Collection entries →
Begin

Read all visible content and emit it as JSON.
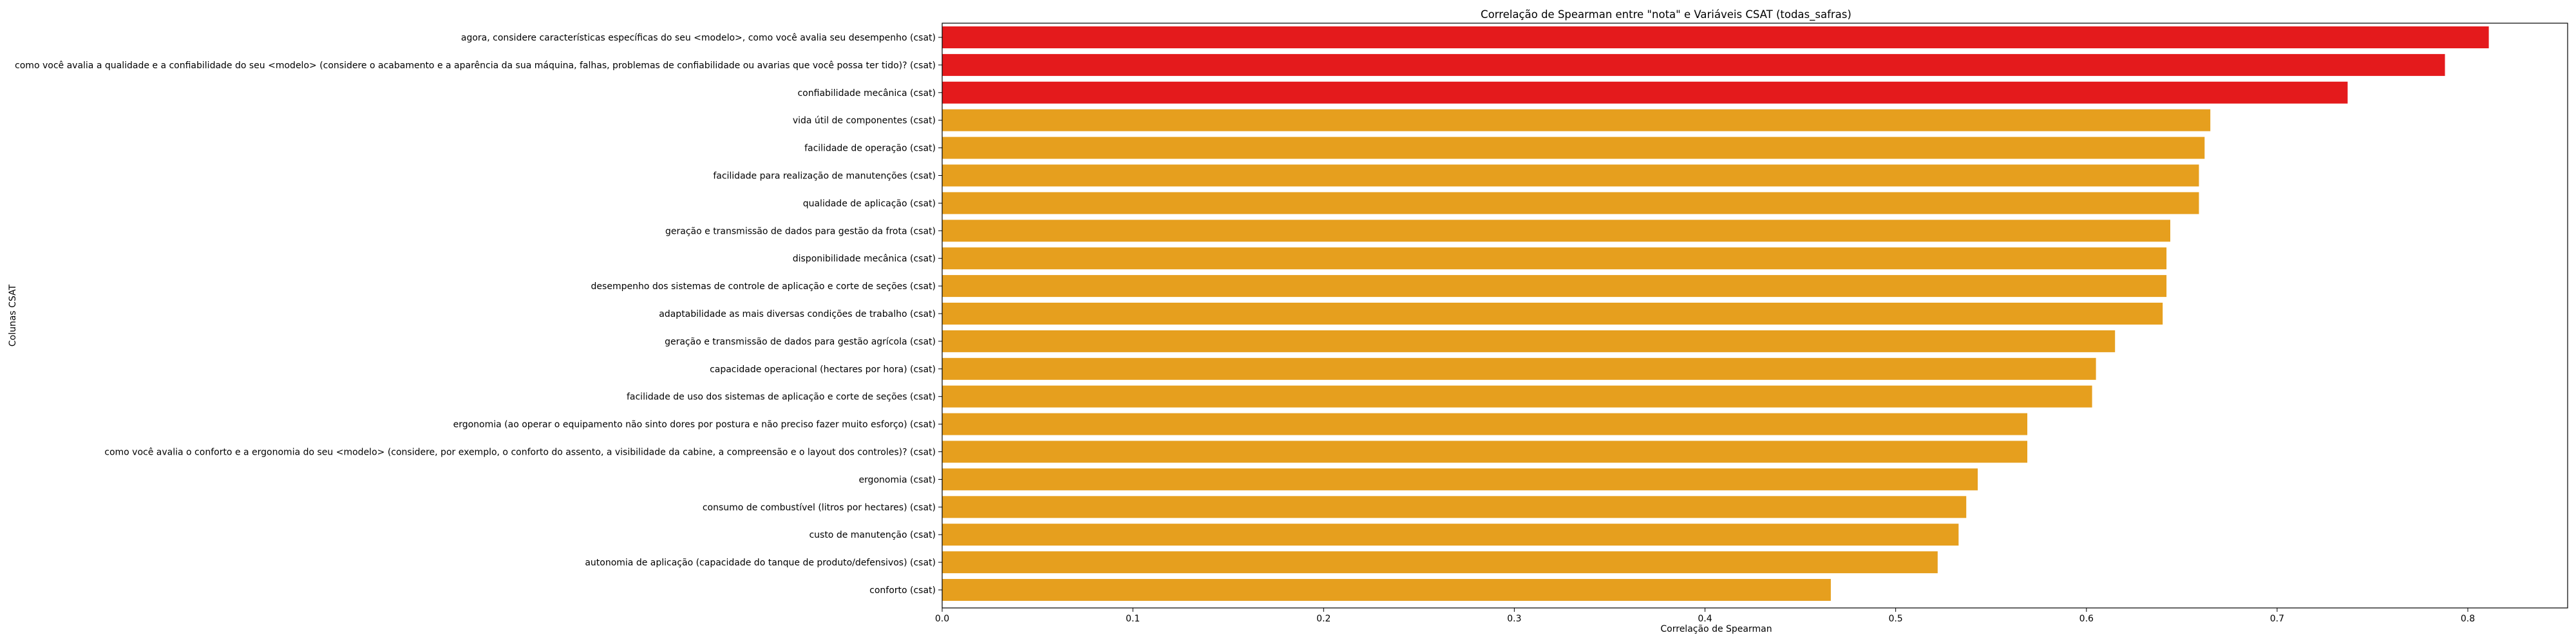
{
  "chart_data": {
    "type": "bar",
    "orientation": "horizontal",
    "title": "Correlação de Spearman entre \"nota\" e Variáveis CSAT (todas_safras)",
    "xlabel": "Correlação de Spearman",
    "ylabel": "Colunas CSAT",
    "xlim": [
      0,
      0.85
    ],
    "xticks": [
      "0.0",
      "0.1",
      "0.2",
      "0.3",
      "0.4",
      "0.5",
      "0.6",
      "0.7",
      "0.8"
    ],
    "grid": false,
    "legend": "none",
    "colors": {
      "high": "#e41a1c",
      "medium": "#e69f1e"
    },
    "categories": [
      "agora, considere características específicas do seu <modelo>, como você avalia seu desempenho (csat)",
      "como você avalia a qualidade e a confiabilidade do seu <modelo> (considere o acabamento e a aparência da sua máquina, falhas, problemas de confiabilidade ou avarias que você possa ter tido)? (csat)",
      "confiabilidade mecânica (csat)",
      "vida útil de componentes (csat)",
      "facilidade de operação (csat)",
      "facilidade para realização de manutenções (csat)",
      "qualidade de aplicação (csat)",
      "geração e transmissão de dados para gestão da frota (csat)",
      "disponibilidade mecânica (csat)",
      "desempenho dos sistemas de controle de aplicação e corte de seções (csat)",
      "adaptabilidade as mais diversas condições de trabalho (csat)",
      "geração e transmissão de dados para gestão agrícola (csat)",
      "capacidade operacional (hectares por hora) (csat)",
      "facilidade de uso dos sistemas de aplicação e corte de seções (csat)",
      "ergonomia (ao operar o equipamento não sinto dores por postura e não preciso fazer muito esforço) (csat)",
      "como você avalia o conforto e a ergonomia do seu <modelo>  (considere, por exemplo, o conforto do assento, a visibilidade da cabine, a compreensão e o layout dos controles)? (csat)",
      "ergonomia (csat)",
      "consumo de combustível (litros por hectares) (csat)",
      "custo de manutenção (csat)",
      "autonomia de aplicação (capacidade do tanque de produto/defensivos) (csat)",
      "conforto (csat)"
    ],
    "values": [
      0.811,
      0.788,
      0.737,
      0.665,
      0.662,
      0.659,
      0.659,
      0.644,
      0.642,
      0.642,
      0.64,
      0.615,
      0.605,
      0.603,
      0.569,
      0.569,
      0.543,
      0.537,
      0.533,
      0.522,
      0.466
    ],
    "bar_colors": [
      "high",
      "high",
      "high",
      "medium",
      "medium",
      "medium",
      "medium",
      "medium",
      "medium",
      "medium",
      "medium",
      "medium",
      "medium",
      "medium",
      "medium",
      "medium",
      "medium",
      "medium",
      "medium",
      "medium",
      "medium"
    ]
  }
}
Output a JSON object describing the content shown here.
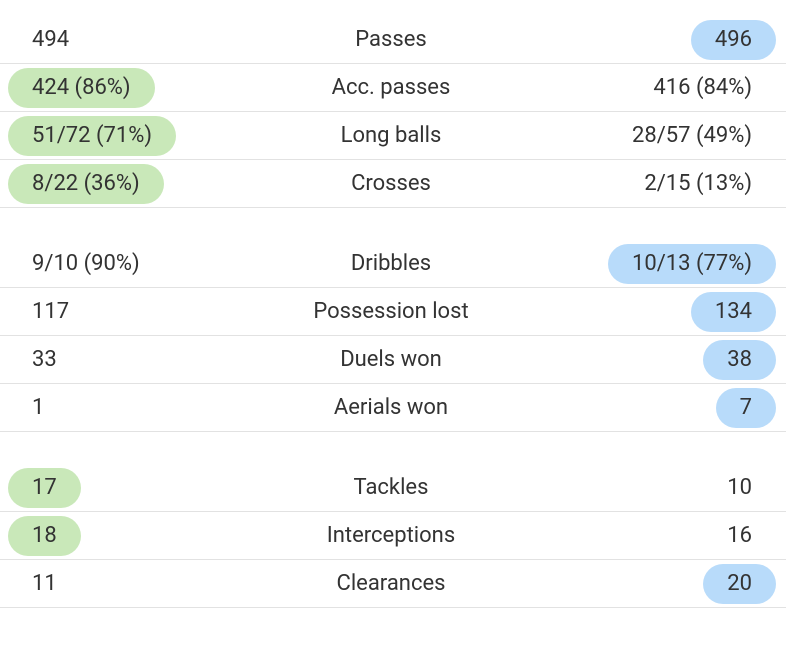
{
  "groups": [
    {
      "rows": [
        {
          "label": "Passes",
          "home": "494",
          "away": "496",
          "highlight": "away"
        },
        {
          "label": "Acc. passes",
          "home": "424 (86%)",
          "away": "416 (84%)",
          "highlight": "home"
        },
        {
          "label": "Long balls",
          "home": "51/72 (71%)",
          "away": "28/57 (49%)",
          "highlight": "home"
        },
        {
          "label": "Crosses",
          "home": "8/22 (36%)",
          "away": "2/15 (13%)",
          "highlight": "home"
        }
      ]
    },
    {
      "rows": [
        {
          "label": "Dribbles",
          "home": "9/10 (90%)",
          "away": "10/13 (77%)",
          "highlight": "away"
        },
        {
          "label": "Possession lost",
          "home": "117",
          "away": "134",
          "highlight": "away"
        },
        {
          "label": "Duels won",
          "home": "33",
          "away": "38",
          "highlight": "away"
        },
        {
          "label": "Aerials won",
          "home": "1",
          "away": "7",
          "highlight": "away"
        }
      ]
    },
    {
      "rows": [
        {
          "label": "Tackles",
          "home": "17",
          "away": "10",
          "highlight": "home"
        },
        {
          "label": "Interceptions",
          "home": "18",
          "away": "16",
          "highlight": "home"
        },
        {
          "label": "Clearances",
          "home": "11",
          "away": "20",
          "highlight": "away"
        }
      ]
    }
  ],
  "colors": {
    "home": "#c9e8b9",
    "away": "#b8dbfa"
  }
}
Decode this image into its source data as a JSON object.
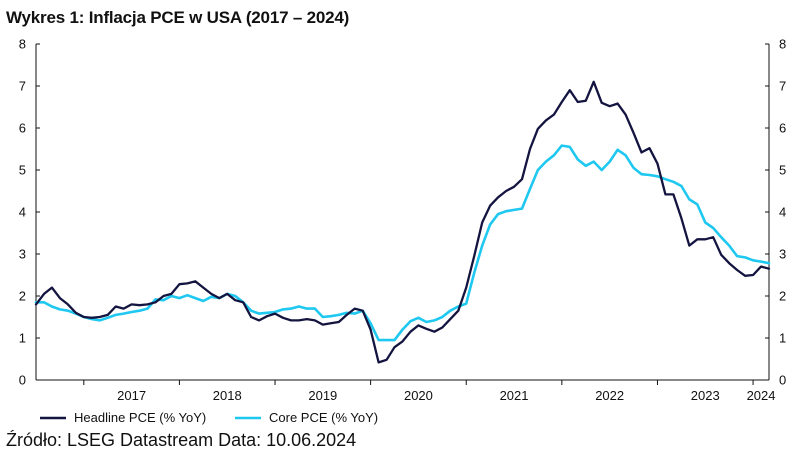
{
  "title": "Wykres 1: Inflacja PCE w USA (2017 – 2024)",
  "source": "Źródło: LSEG Datastream Data: 10.06.2024",
  "chart_data": {
    "type": "line",
    "title": "Wykres 1: Inflacja PCE w USA (2017 – 2024)",
    "xlabel": "",
    "ylabel": "",
    "ylim": [
      0,
      8
    ],
    "yticks": [
      "0",
      "1",
      "2",
      "3",
      "4",
      "5",
      "6",
      "7",
      "8"
    ],
    "xticks": [
      "2017",
      "2018",
      "2019",
      "2020",
      "2021",
      "2022",
      "2023",
      "2024"
    ],
    "x_start": "2016-07",
    "x_end": "2024-05",
    "grid": false,
    "legend": "bottom",
    "series": [
      {
        "name": "Headline PCE (% YoY)",
        "color": "#141440",
        "values": [
          1.8,
          2.05,
          2.2,
          1.95,
          1.8,
          1.6,
          1.5,
          1.48,
          1.5,
          1.55,
          1.75,
          1.7,
          1.8,
          1.78,
          1.8,
          1.85,
          2.0,
          2.05,
          2.28,
          2.3,
          2.35,
          2.2,
          2.05,
          1.95,
          2.05,
          1.9,
          1.85,
          1.5,
          1.42,
          1.52,
          1.58,
          1.48,
          1.42,
          1.42,
          1.45,
          1.42,
          1.32,
          1.35,
          1.38,
          1.55,
          1.7,
          1.65,
          1.2,
          0.42,
          0.48,
          0.78,
          0.92,
          1.15,
          1.3,
          1.22,
          1.15,
          1.25,
          1.45,
          1.65,
          2.2,
          2.95,
          3.75,
          4.15,
          4.35,
          4.5,
          4.6,
          4.78,
          5.5,
          5.98,
          6.18,
          6.32,
          6.62,
          6.9,
          6.62,
          6.65,
          7.1,
          6.6,
          6.52,
          6.58,
          6.32,
          5.88,
          5.42,
          5.52,
          5.15,
          4.42,
          4.42,
          3.85,
          3.2,
          3.35,
          3.35,
          3.4,
          2.98,
          2.78,
          2.62,
          2.48,
          2.5,
          2.7,
          2.65
        ]
      },
      {
        "name": "Core PCE (% YoY)",
        "color": "#1ec8f0",
        "values": [
          1.85,
          1.85,
          1.75,
          1.68,
          1.65,
          1.58,
          1.5,
          1.45,
          1.42,
          1.48,
          1.55,
          1.58,
          1.62,
          1.65,
          1.7,
          1.92,
          1.9,
          2.0,
          1.95,
          2.02,
          1.95,
          1.88,
          1.98,
          1.95,
          2.05,
          2.0,
          1.85,
          1.65,
          1.58,
          1.6,
          1.62,
          1.68,
          1.7,
          1.75,
          1.7,
          1.7,
          1.5,
          1.52,
          1.55,
          1.6,
          1.58,
          1.65,
          1.35,
          0.95,
          0.95,
          0.95,
          1.2,
          1.4,
          1.48,
          1.38,
          1.42,
          1.5,
          1.65,
          1.75,
          1.82,
          2.55,
          3.2,
          3.7,
          3.95,
          4.02,
          4.05,
          4.08,
          4.55,
          5.0,
          5.2,
          5.35,
          5.58,
          5.55,
          5.25,
          5.1,
          5.2,
          5.0,
          5.2,
          5.48,
          5.35,
          5.05,
          4.9,
          4.88,
          4.85,
          4.78,
          4.72,
          4.62,
          4.3,
          4.18,
          3.75,
          3.62,
          3.4,
          3.2,
          2.95,
          2.92,
          2.85,
          2.82,
          2.78
        ]
      }
    ]
  }
}
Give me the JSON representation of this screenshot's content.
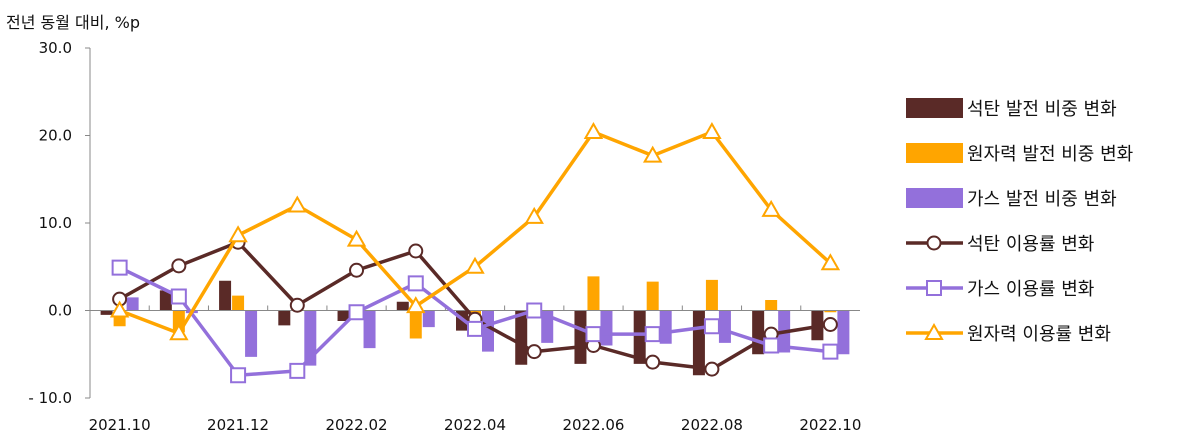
{
  "chart_data": {
    "type": "bar",
    "title": "",
    "ylabel": "전년 동월 대비, %p",
    "xlabel": "",
    "ylim": [
      -10,
      30
    ],
    "yticks": [
      30,
      20,
      10,
      0,
      -10
    ],
    "ytick_labels": [
      "30.0",
      "20.0",
      "10.0",
      "0.0",
      "- 10.0"
    ],
    "x": [
      "2021.10",
      "2021.11",
      "2021.12",
      "2022.01",
      "2022.02",
      "2022.03",
      "2022.04",
      "2022.05",
      "2022.06",
      "2022.07",
      "2022.08",
      "2022.09",
      "2022.10"
    ],
    "xtick_labels": [
      "2021.10",
      "",
      "2021.12",
      "",
      "2022.02",
      "",
      "2022.04",
      "",
      "2022.06",
      "",
      "2022.08",
      "",
      "2022.10"
    ],
    "legend_position": "right",
    "grid": false,
    "series": [
      {
        "name": "석탄 발전 비중 변화",
        "kind": "bar",
        "color": "#5a2a27",
        "values": [
          -0.5,
          2.3,
          3.4,
          -1.7,
          -1.2,
          1.0,
          -2.3,
          -6.2,
          -6.1,
          -6.1,
          -7.4,
          -5.0,
          -3.4
        ]
      },
      {
        "name": "원자력 발전 비중 변화",
        "kind": "bar",
        "color": "#ffa500",
        "values": [
          -1.8,
          -2.5,
          1.7,
          0.2,
          -1.0,
          -3.2,
          -0.6,
          -0.4,
          3.9,
          3.3,
          3.5,
          1.2,
          -0.2
        ]
      },
      {
        "name": "가스 발전 비중 변화",
        "kind": "bar",
        "color": "#9370db",
        "values": [
          1.5,
          -0.3,
          -5.3,
          -6.3,
          -4.3,
          -1.9,
          -4.7,
          -3.7,
          -4.0,
          -3.8,
          -3.7,
          -4.8,
          -5.0
        ]
      },
      {
        "name": "석탄 이용률 변화",
        "kind": "line",
        "marker": "circle",
        "color": "#5a2a27",
        "values": [
          1.3,
          5.1,
          7.8,
          0.6,
          4.6,
          6.8,
          -1.0,
          -4.7,
          -4.0,
          -5.9,
          -6.7,
          -2.7,
          -1.6
        ]
      },
      {
        "name": "가스 이용률 변화",
        "kind": "line",
        "marker": "square",
        "color": "#9370db",
        "values": [
          4.9,
          1.6,
          -7.4,
          -6.9,
          -0.2,
          3.1,
          -2.1,
          0.0,
          -2.7,
          -2.7,
          -1.8,
          -4.0,
          -4.7
        ]
      },
      {
        "name": "원자력 이용률 변화",
        "kind": "line",
        "marker": "triangle",
        "color": "#ffa500",
        "values": [
          0.0,
          -2.6,
          8.6,
          12.0,
          8.1,
          0.5,
          5.0,
          10.7,
          20.4,
          17.7,
          20.4,
          11.5,
          5.4
        ]
      }
    ]
  }
}
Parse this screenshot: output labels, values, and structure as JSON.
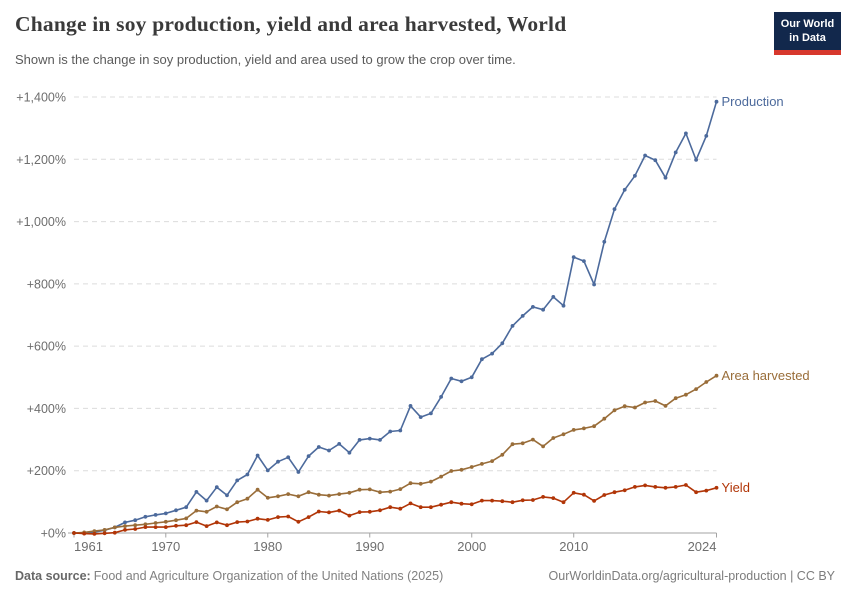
{
  "header": {
    "logo_line1": "Our World",
    "logo_line2": "in Data",
    "logo_bg_color": "#12284C",
    "logo_accent_color": "#D7382D"
  },
  "chart_data": {
    "type": "line",
    "title": "Change in soy production, yield and area harvested, World",
    "subtitle": "Shown is the change in soy production, yield and area used to grow the crop over time.",
    "xlabel": "",
    "ylabel": "",
    "grid": "horizontal-dashed",
    "legend_position": "end-of-line-labels",
    "ylim": [
      0,
      1400
    ],
    "yticks": [
      0,
      200,
      400,
      600,
      800,
      1000,
      1200,
      1400
    ],
    "ytick_labels": [
      "+0%",
      "+200%",
      "+400%",
      "+600%",
      "+800%",
      "+1,000%",
      "+1,200%",
      "+1,400%"
    ],
    "xticks": [
      1961,
      1970,
      1980,
      1990,
      2000,
      2010,
      2024
    ],
    "x": [
      1961,
      1962,
      1963,
      1964,
      1965,
      1966,
      1967,
      1968,
      1969,
      1970,
      1971,
      1972,
      1973,
      1974,
      1975,
      1976,
      1977,
      1978,
      1979,
      1980,
      1981,
      1982,
      1983,
      1984,
      1985,
      1986,
      1987,
      1988,
      1989,
      1990,
      1991,
      1992,
      1993,
      1994,
      1995,
      1996,
      1997,
      1998,
      1999,
      2000,
      2001,
      2002,
      2003,
      2004,
      2005,
      2006,
      2007,
      2008,
      2009,
      2010,
      2011,
      2012,
      2013,
      2014,
      2015,
      2016,
      2017,
      2018,
      2019,
      2020,
      2021,
      2022,
      2023,
      2024
    ],
    "series": [
      {
        "name": "Production",
        "color": "#4C6A9C",
        "unit": "%",
        "values": [
          0,
          -1,
          3,
          9,
          18,
          34,
          41,
          52,
          58,
          63,
          73,
          83,
          132,
          104,
          147,
          121,
          169,
          188,
          249,
          201,
          229,
          243,
          196,
          247,
          276,
          265,
          286,
          258,
          299,
          303,
          299,
          326,
          329,
          408,
          372,
          384,
          437,
          496,
          487,
          500,
          558,
          576,
          609,
          665,
          697,
          726,
          717,
          758,
          730,
          886,
          873,
          798,
          935,
          1040,
          1102,
          1147,
          1212,
          1197,
          1141,
          1222,
          1283,
          1198,
          1275,
          1385
        ]
      },
      {
        "name": "Area harvested",
        "color": "#996D39",
        "unit": "%",
        "values": [
          0,
          2,
          6,
          10,
          18,
          22,
          25,
          28,
          32,
          36,
          41,
          47,
          72,
          68,
          85,
          76,
          99,
          110,
          139,
          113,
          118,
          125,
          118,
          131,
          123,
          120,
          125,
          129,
          139,
          140,
          131,
          133,
          141,
          160,
          158,
          165,
          181,
          199,
          203,
          212,
          222,
          231,
          251,
          285,
          288,
          300,
          278,
          305,
          317,
          331,
          336,
          343,
          367,
          394,
          407,
          403,
          419,
          424,
          408,
          433,
          444,
          462,
          485,
          505
        ]
      },
      {
        "name": "Yield",
        "color": "#B13507",
        "unit": "%",
        "values": [
          0,
          -2,
          -3,
          -1,
          1,
          10,
          13,
          19,
          19,
          19,
          23,
          25,
          35,
          22,
          34,
          25,
          35,
          37,
          46,
          42,
          51,
          53,
          36,
          51,
          69,
          66,
          72,
          56,
          67,
          68,
          73,
          83,
          78,
          95,
          83,
          83,
          91,
          99,
          94,
          92,
          104,
          104,
          102,
          99,
          105,
          106,
          116,
          112,
          99,
          129,
          123,
          103,
          122,
          131,
          137,
          148,
          153,
          148,
          145,
          148,
          154,
          131,
          136,
          145
        ]
      }
    ]
  },
  "footer": {
    "source_label": "Data source:",
    "source_text": "Food and Agriculture Organization of the United Nations (2025)",
    "attribution": "OurWorldinData.org/agricultural-production | CC BY"
  },
  "colors": {
    "gridline": "#dcdcdc",
    "axis": "#a3a3a3",
    "tick_label": "#6e6e6e",
    "title_text": "#3a3a3a",
    "subtitle_text": "#5b5b5b",
    "footer_text": "#818181"
  }
}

End

Task to complete →
Pick out all lines containing the string "Wykres".

Full output →
  "title": "Wykres 1: Inflacja PCE w USA (2017 – 2024)",
    "title": "Wykres 1: Inflacja PCE w USA (2017 – 2024)",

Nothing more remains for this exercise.